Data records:
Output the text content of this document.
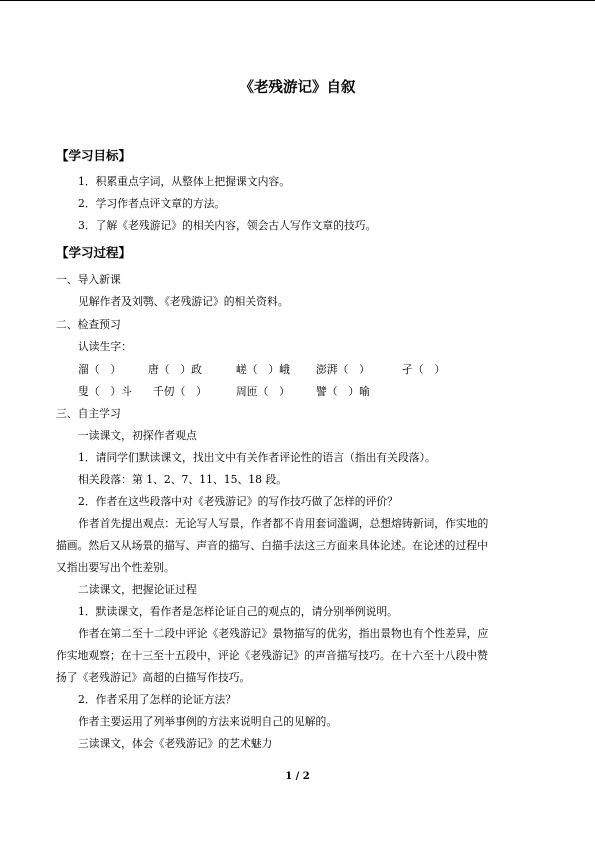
《老残游记》自叙
【学习目标】
1．积累重点字词，从整体上把握课文内容。
2．学习作者点评文章的方法。
3．了解《老残游记》的相关内容，领会古人写作文章的技巧。
【学习过程】
一、导入新课
见解作者及刘鹗、《老残游记》的相关资料。
二、检查预习
认读生字：
溜（　） 唐（　）政	嵯（　）峨 澎湃（　）	孑（　）
叟（　）斗 千仞（　）	周匝（　） 譬（　）喻
三、自主学习
一读课文，初探作者观点
1．请同学们默读课文，找出文中有关作者评论性的语言（指出有关段落）。
相关段落：第 1、2、7、11、15、18 段。
2．作者在这些段落中对《老残游记》的写作技巧做了怎样的评价？
作者首先提出观点：无论写人写景，作者都不肯用套词滥调，总想熔铸新词，作实地的
描画。然后又从场景的描写、声音的描写、白描手法这三方面来具体论述。在论述的过程中
又指出要写出个性差别。
二读课文，把握论证过程
1．默读课文，看作者是怎样论证自己的观点的，请分别举例说明。
作者在第二至十二段中评论《老残游记》景物描写的优劣，指出景物也有个性差异，应
作实地观察；在十三至十五段中，评论《老残游记》的声音描写技巧。在十六至十八段中赞
扬了《老残游记》高超的白描写作技巧。
2．作者采用了怎样的论证方法？
作者主要运用了列举事例的方法来说明自己的见解的。
三读课文，体会《老残游记》的艺术魅力
1 / 2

**Task details**
Across the material above, count every line holding "老残游记" and write down only the number.

**Task solution**
8